**Extracted data entries**
---*---

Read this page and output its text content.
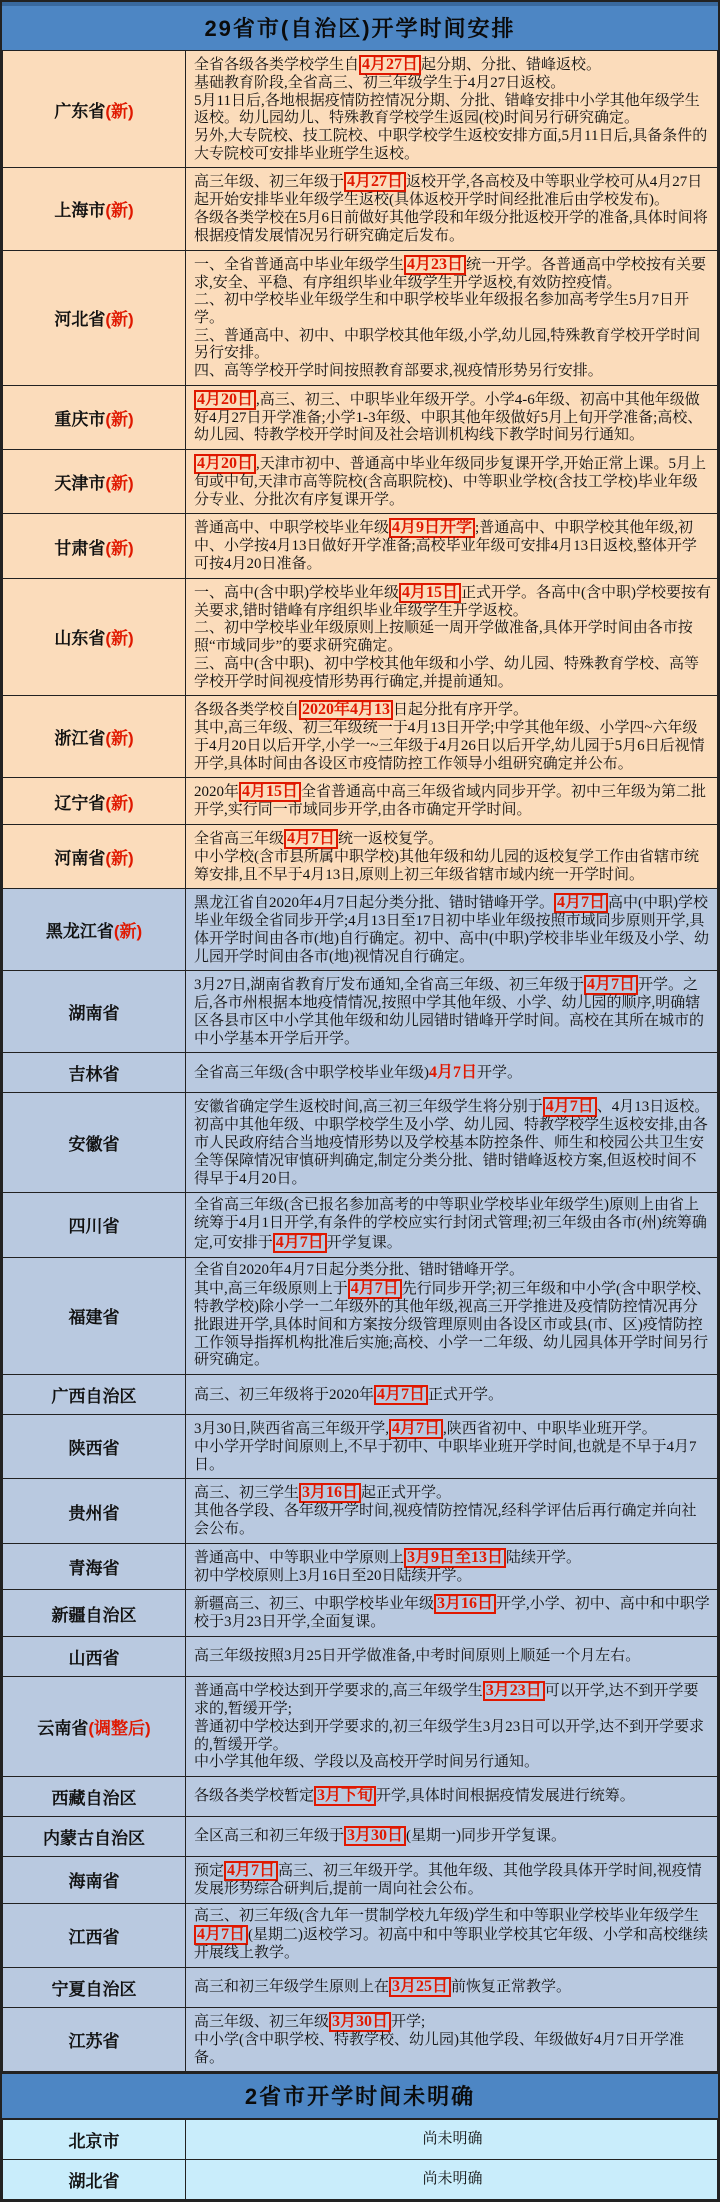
29省市(自治区)开学时间安排
广东省(新)	全省各级各类学校学生自 4月27日 起分期、分批、错峰返校。
基础教育阶段,全省高三、初三年级学生于4月27日返校。
5月11日后,各地根据疫情防控情况分期、分批、错峰安排中小学其他年级学生返校。幼儿园幼儿、特殊教育学校学生返园(校)时间另行研究确定。
另外,大专院校、技工院校、中职学校学生返校安排方面,5月11日后,具备条件的大专院校可安排毕业班学生返校。

上海市(新)	高三年级、初三年级于 4月27日 返校开学,各高校及中等职业学校可从4月27日起开始安排毕业年级学生返校(具体返校开学时间经批准后由学校发布)。
各级各类学校在5月6日前做好其他学段和年级分批返校开学的准备,具体时间将根据疫情发展情况另行研究确定后发布。

河北省(新)	一、全省普通高中毕业年级学生 4月23日 统一开学。各普通高中学校按有关要求,安全、平稳、有序组织毕业年级学生开学返校,有效防控疫情。
二、初中学校毕业年级学生和中职学校毕业年级报名参加高考学生5月7日开学。
三、普通高中、初中、中职学校其他年级,小学,幼儿园,特殊教育学校开学时间另行安排。
四、高等学校开学时间按照教育部要求,视疫情形势另行安排。

重庆市(新)	4月20日 ,高三、初三、中职毕业年级开学。小学4-6年级、初高中其他年级做好4月27日开学准备;小学1-3年级、中职其他年级做好5月上旬开学准备;高校、幼儿园、特教学校开学时间及社会培训机构线下教学时间另行通知。

天津市(新)	4月20日 ,天津市初中、普通高中毕业年级同步复课开学,开始正常上课。5月上旬或中旬,天津市高等院校(含高职院校)、中等职业学校(含技工学校)毕业年级分专业、分批次有序复课开学。

甘肃省(新)	普通高中、中职学校毕业年级 4月9日开学 ;普通高中、中职学校其他年级,初中、小学按4月13日做好开学准备;高校毕业年级可安排4月13日返校,整体开学可按4月20日准备。

山东省(新)	一、高中(含中职)学校毕业年级 4月15日 正式开学。各高中(含中职)学校要按有关要求,错时错峰有序组织毕业年级学生开学返校。
二、初中学校毕业年级原则上按顺延一周开学做准备,具体开学时间由各市按照“市域同步”的要求研究确定。
三、高中(含中职)、初中学校其他年级和小学、幼儿园、特殊教育学校、高等学校开学时间视疫情形势再行确定,并提前通知。

浙江省(新)	各级各类学校自 2020年4月13 日起分批有序开学。
其中,高三年级、初三年级统一于4月13日开学;中学其他年级、小学四~六年级于4月20日以后开学,小学一~三年级于4月26日以后开学,幼儿园于5月6日后视情开学,具体时间由各设区市疫情防控工作领导小组研究确定并公布。

辽宁省(新)	2020年 4月15日 全省普通高中高三年级省域内同步开学。初中三年级为第二批开学,实行同一市域同步开学,由各市确定开学时间。

河南省(新)	全省高三年级 4月7日 统一返校复学。
中小学校(含市县所属中职学校)其他年级和幼儿园的返校复学工作由省辖市统筹安排,且不早于4月13日,原则上初三年级省辖市域内统一开学时间。

黑龙江省(新)	黑龙江省自2020年4月7日起分类分批、错时错峰开学。 4月7日 高中(中职)学校毕业年级全省同步开学;4月13日至17日初中毕业年级按照市域同步原则开学,具体开学时间由各市(地)自行确定。初中、高中(中职)学校非毕业年级及小学、幼儿园开学时间由各市(地)视情况自行确定。

湖南省	3月27日,湖南省教育厅发布通知,全省高三年级、初三年级于 4月7日 开学。之后,各市州根据本地疫情情况,按照中学其他年级、小学、幼儿园的顺序,明确辖区各县市区中小学其他年级和幼儿园错时错峰开学时间。高校在其所在城市的中小学基本开学后开学。

吉林省	全省高三年级(含中职学校毕业年级)4月7日开学。

安徽省	安徽省确定学生返校时间,高三初三年级学生将分别于 4月7日 、4月13日返校。初高中其他年级、中职学校学生及小学、幼儿园、特教学校学生返校安排,由各市人民政府结合当地疫情形势以及学校基本防控条件、师生和校园公共卫生安全等保障情况审慎研判确定,制定分类分批、错时错峰返校方案,但返校时间不得早于4月20日。

四川省	全省高三年级(含已报名参加高考的中等职业学校毕业年级学生)原则上由省上统筹于4月1日开学,有条件的学校应实行封闭式管理;初三年级由各市(州)统筹确定,可安排于 4月7日 开学复课。

福建省	全省自2020年4月7日起分类分批、错时错峰开学。
其中,高三年级原则上于 4月7日 先行同步开学;初三年级和中小学(含中职学校、特教学校)除小学一二年级外的其他年级,视高三开学推进及疫情防控情况再分批跟进开学,具体时间和方案按分级管理原则由各设区市或县(市、区)疫情防控工作领导指挥机构批准后实施;高校、小学一二年级、幼儿园具体开学时间另行研究确定。

广西自治区	高三、初三年级将于2020年 4月7日 正式开学。

陕西省	3月30日,陕西省高三年级开学, 4月7日 ,陕西省初中、中职毕业班开学。
中小学开学时间原则上,不早于初中、中职毕业班开学时间,也就是不早于4月7日。

贵州省	高三、初三学生 3月16日 起正式开学。
其他各学段、各年级开学时间,视疫情防控情况,经科学评估后再行确定并向社会公布。

青海省	普通高中、中等职业中学原则上 3月9日至13日 陆续开学。
初中学校原则上3月16日至20日陆续开学。

新疆自治区	新疆高三、初三、中职学校毕业年级 3月16日 开学,小学、初中、高中和中职学校于3月23日开学,全面复课。

山西省	高三年级按照3月25日开学做准备,中考时间原则上顺延一个月左右。

云南省(调整后)	普通高中学校达到开学要求的,高三年级学生 3月23日 可以开学,达不到开学要求的,暂缓开学;
普通初中学校达到开学要求的,初三年级学生3月23日可以开学,达不到开学要求的,暂缓开学。
中小学其他年级、学段以及高校开学时间另行通知。

西藏自治区	各级各类学校暂定 3月下旬 开学,具体时间根据疫情发展进行统筹。

内蒙古自治区	全区高三和初三年级于 3月30日 (星期一)同步开学复课。

海南省	预定 4月7日 高三、初三年级开学。其他年级、其他学段具体开学时间,视疫情发展形势综合研判后,提前一周向社会公布。

江西省	高三、初三年级(含九年一贯制学校九年级)学生和中等职业学校毕业年级学生4月7日 (星期二)返校学习。初高中和中等职业学校其它年级、小学和高校继续开展线上教学。

宁夏自治区	高三和初三年级学生原则上在 3月25日 前恢复正常教学。

江苏省	高三年级、初三年级 3月30日 开学;
中小学(含中职学校、特教学校、幼儿园)其他学段、年级做好4月7日开学准备。
2省市开学时间未明确
北京市	尚未明确
湖北省	尚未明确
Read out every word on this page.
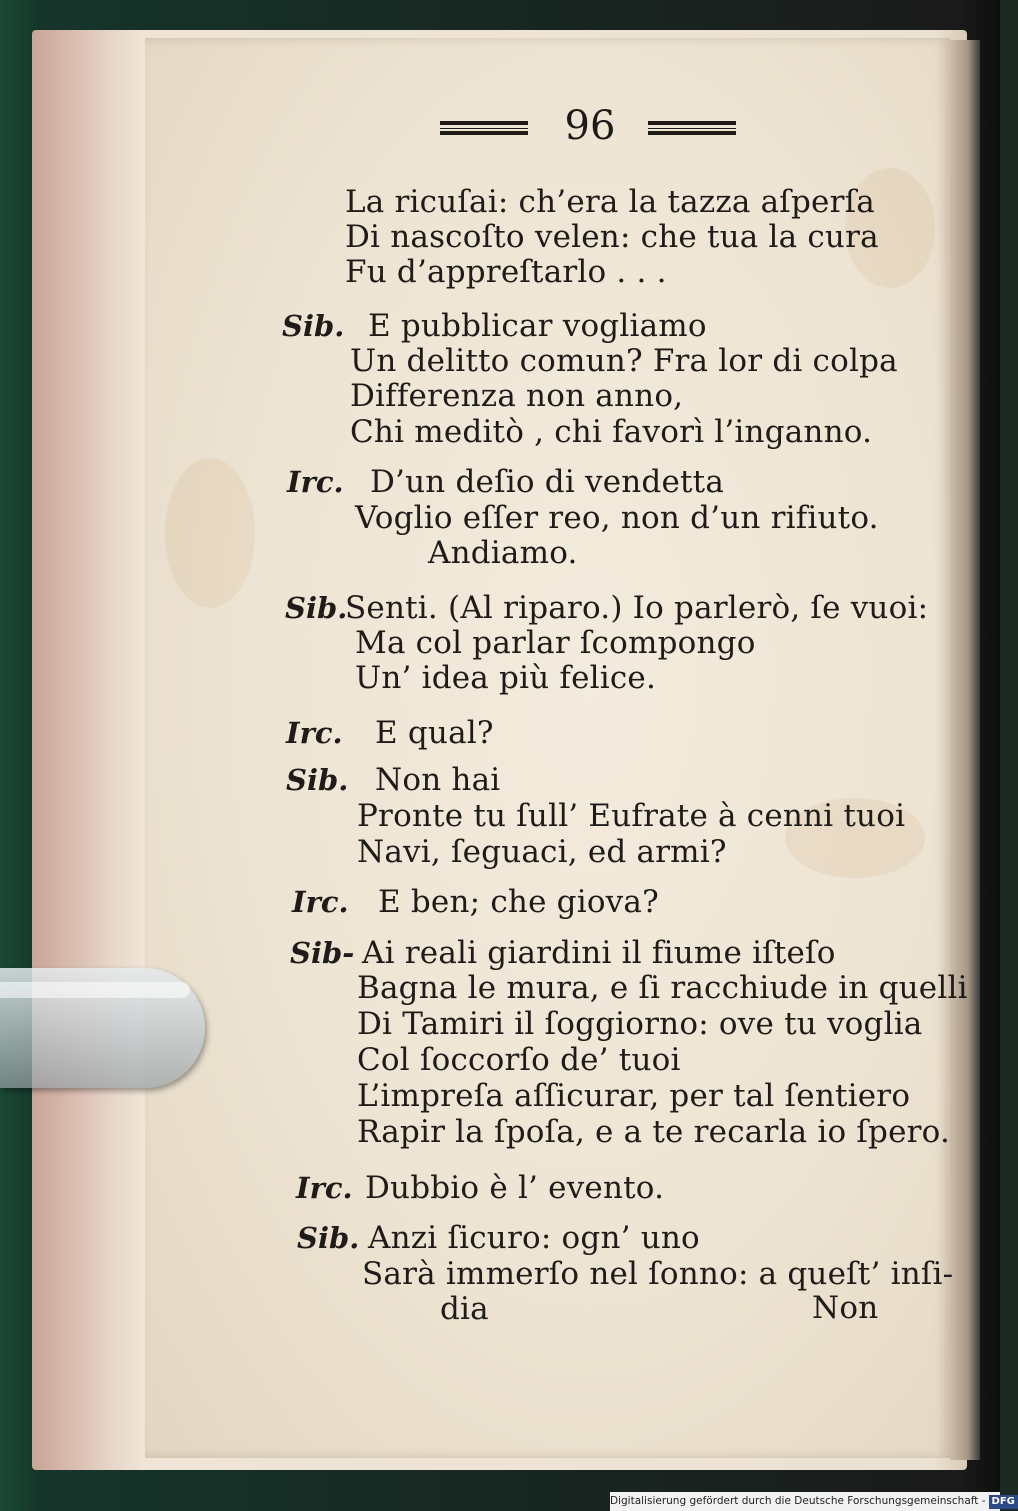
96
La ricuſai: ch’era la tazza aſperſa
Di nascoſto velen: che tua la cura
Fu d’appreſtarlo . . .
Sib. E pubblicar vogliamo
Un delitto comun? Fra lor di colpa
Differenza non anno,
Chi meditò , chi favorì l’inganno.
Irc. D’un deſio di vendetta
Voglio eſſer reo, non d’un rifiuto.
Andiamo.
Sib.
Senti. (Al riparo.) Io parlerò, ſe vuoi:
Ma col parlar ſcompongo
Un’ idea più felice.
Irc. E qual?
Sib. Non hai
Pronte tu ſull’ Eufrate à cenni tuoi
Navi, ſeguaci, ed armi?
Irc. E ben; che giova?
Sib- Ai reali giardini il fiume iſteſo
Bagna le mura, e ſi racchiude in quelli
Di Tamiri il ſoggiorno: ove tu voglia
Col ſoccorſo de’ tuoi
L’impreſa aſſicurar, per tal ſentiero
Rapir la ſpoſa, e a te recarla io ſpero.
Irc. Dubbio è l’ evento.
Sib. Anzi ſicuro: ogn’ uno
Sarà immerſo nel ſonno: a queſt’ inſi-
dia	Non
Digitalisierung gefördert durch die Deutsche Forschungsgemeinschaft - DFG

---*---

Images in the data above are to be skipped. Retype all other material exactly.

Read this page and output its text content.
29省市(自治区)开学时间安排
广东省(新)	全省各级各类学校学生自 4月27日 起分期、分批、错峰返校。
基础教育阶段,全省高三、初三年级学生于4月27日返校。
5月11日后,各地根据疫情防控情况分期、分批、错峰安排中小学其他年级学生返校。幼儿园幼儿、特殊教育学校学生返园(校)时间另行研究确定。
另外,大专院校、技工院校、中职学校学生返校安排方面,5月11日后,具备条件的大专院校可安排毕业班学生返校。

上海市(新)	高三年级、初三年级于 4月27日 返校开学,各高校及中等职业学校可从4月27日起开始安排毕业年级学生返校(具体返校开学时间经批准后由学校发布)。
各级各类学校在5月6日前做好其他学段和年级分批返校开学的准备,具体时间将根据疫情发展情况另行研究确定后发布。

河北省(新)	一、全省普通高中毕业年级学生 4月23日 统一开学。各普通高中学校按有关要求,安全、平稳、有序组织毕业年级学生开学返校,有效防控疫情。
二、初中学校毕业年级学生和中职学校毕业年级报名参加高考学生5月7日开学。
三、普通高中、初中、中职学校其他年级,小学,幼儿园,特殊教育学校开学时间另行安排。
四、高等学校开学时间按照教育部要求,视疫情形势另行安排。

重庆市(新)	4月20日 ,高三、初三、中职毕业年级开学。小学4-6年级、初高中其他年级做好4月27日开学准备;小学1-3年级、中职其他年级做好5月上旬开学准备;高校、幼儿园、特教学校开学时间及社会培训机构线下教学时间另行通知。

天津市(新)	4月20日 ,天津市初中、普通高中毕业年级同步复课开学,开始正常上课。5月上旬或中旬,天津市高等院校(含高职院校)、中等职业学校(含技工学校)毕业年级分专业、分批次有序复课开学。

甘肃省(新)	普通高中、中职学校毕业年级 4月9日开学 ;普通高中、中职学校其他年级,初中、小学按4月13日做好开学准备;高校毕业年级可安排4月13日返校,整体开学可按4月20日准备。

山东省(新)	一、高中(含中职)学校毕业年级 4月15日 正式开学。各高中(含中职)学校要按有关要求,错时错峰有序组织毕业年级学生开学返校。
二、初中学校毕业年级原则上按顺延一周开学做准备,具体开学时间由各市按照“市域同步”的要求研究确定。
三、高中(含中职)、初中学校其他年级和小学、幼儿园、特殊教育学校、高等学校开学时间视疫情形势再行确定,并提前通知。

浙江省(新)	各级各类学校自 2020年4月13 日起分批有序开学。
其中,高三年级、初三年级统一于4月13日开学;中学其他年级、小学四~六年级于4月20日以后开学,小学一~三年级于4月26日以后开学,幼儿园于5月6日后视情开学,具体时间由各设区市疫情防控工作领导小组研究确定并公布。

辽宁省(新)	2020年 4月15日 全省普通高中高三年级省域内同步开学。初中三年级为第二批开学,实行同一市域同步开学,由各市确定开学时间。

河南省(新)	全省高三年级 4月7日 统一返校复学。
中小学校(含市县所属中职学校)其他年级和幼儿园的返校复学工作由省辖市统筹安排,且不早于4月13日,原则上初三年级省辖市域内统一开学时间。

黑龙江省(新)	黑龙江省自2020年4月7日起分类分批、错时错峰开学。 4月7日 高中(中职)学校毕业年级全省同步开学;4月13日至17日初中毕业年级按照市域同步原则开学,具体开学时间由各市(地)自行确定。初中、高中(中职)学校非毕业年级及小学、幼儿园开学时间由各市(地)视情况自行确定。

湖南省	3月27日,湖南省教育厅发布通知,全省高三年级、初三年级于 4月7日 开学。之后,各市州根据本地疫情情况,按照中学其他年级、小学、幼儿园的顺序,明确辖区各县市区中小学其他年级和幼儿园错时错峰开学时间。高校在其所在城市的中小学基本开学后开学。

吉林省	全省高三年级(含中职学校毕业年级)4月7日开学。

安徽省	安徽省确定学生返校时间,高三初三年级学生将分别于 4月7日 、4月13日返校。初高中其他年级、中职学校学生及小学、幼儿园、特教学校学生返校安排,由各市人民政府结合当地疫情形势以及学校基本防控条件、师生和校园公共卫生安全等保障情况审慎研判确定,制定分类分批、错时错峰返校方案,但返校时间不得早于4月20日。

四川省	全省高三年级(含已报名参加高考的中等职业学校毕业年级学生)原则上由省上统筹于4月1日开学,有条件的学校应实行封闭式管理;初三年级由各市(州)统筹确定,可安排于 4月7日 开学复课。

福建省	全省自2020年4月7日起分类分批、错时错峰开学。
其中,高三年级原则上于 4月7日 先行同步开学;初三年级和中小学(含中职学校、特教学校)除小学一二年级外的其他年级,视高三开学推进及疫情防控情况再分批跟进开学,具体时间和方案按分级管理原则由各设区市或县(市、区)疫情防控工作领导指挥机构批准后实施;高校、小学一二年级、幼儿园具体开学时间另行研究确定。

广西自治区	高三、初三年级将于2020年 4月7日 正式开学。

陕西省	3月30日,陕西省高三年级开学, 4月7日 ,陕西省初中、中职毕业班开学。
中小学开学时间原则上,不早于初中、中职毕业班开学时间,也就是不早于4月7日。

贵州省	高三、初三学生 3月16日 起正式开学。
其他各学段、各年级开学时间,视疫情防控情况,经科学评估后再行确定并向社会公布。

青海省	普通高中、中等职业中学原则上 3月9日至13日 陆续开学。
初中学校原则上3月16日至20日陆续开学。

新疆自治区	新疆高三、初三、中职学校毕业年级 3月16日 开学,小学、初中、高中和中职学校于3月23日开学,全面复课。

山西省	高三年级按照3月25日开学做准备,中考时间原则上顺延一个月左右。

云南省(调整后)	普通高中学校达到开学要求的,高三年级学生 3月23日 可以开学,达不到开学要求的,暂缓开学;
普通初中学校达到开学要求的,初三年级学生3月23日可以开学,达不到开学要求的,暂缓开学。
中小学其他年级、学段以及高校开学时间另行通知。

西藏自治区	各级各类学校暂定 3月下旬 开学,具体时间根据疫情发展进行统筹。

内蒙古自治区	全区高三和初三年级于 3月30日 (星期一)同步开学复课。

海南省	预定 4月7日 高三、初三年级开学。其他年级、其他学段具体开学时间,视疫情发展形势综合研判后,提前一周向社会公布。

江西省	高三、初三年级(含九年一贯制学校九年级)学生和中等职业学校毕业年级学生4月7日 (星期二)返校学习。初高中和中等职业学校其它年级、小学和高校继续开展线上教学。

宁夏自治区	高三和初三年级学生原则上在 3月25日 前恢复正常教学。

江苏省	高三年级、初三年级 3月30日 开学;
中小学(含中职学校、特教学校、幼儿园)其他学段、年级做好4月7日开学准备。
2省市开学时间未明确
北京市	尚未明确
湖北省	尚未明确
Read out every word on this page.
96
La ricuſai: ch’era la tazza aſperſa
Di nascoſto velen: che tua la cura
Fu d’appreſtarlo . . .
Sib. E pubblicar vogliamo
Un delitto comun? Fra lor di colpa
Differenza non anno,
Chi meditò , chi favorì l’inganno.
Irc. D’un deſio di vendetta
Voglio eſſer reo, non d’un rifiuto.
Andiamo.
Sib.
Senti. (Al riparo.) Io parlerò, ſe vuoi:
Ma col parlar ſcompongo
Un’ idea più felice.
Irc. E qual?
Sib. Non hai
Pronte tu ſull’ Eufrate à cenni tuoi
Navi, ſeguaci, ed armi?
Irc. E ben; che giova?
Sib- Ai reali giardini il fiume iſteſo
Bagna le mura, e ſi racchiude in quelli
Di Tamiri il ſoggiorno: ove tu voglia
Col ſoccorſo de’ tuoi
L’impreſa aſſicurar, per tal ſentiero
Rapir la ſpoſa, e a te recarla io ſpero.
Irc. Dubbio è l’ evento.
Sib. Anzi ſicuro: ogn’ uno
Sarà immerſo nel ſonno: a queſt’ inſi-
dia	Non
Digitalisierung gefördert durch die Deutsche Forschungsgemeinschaft - DFG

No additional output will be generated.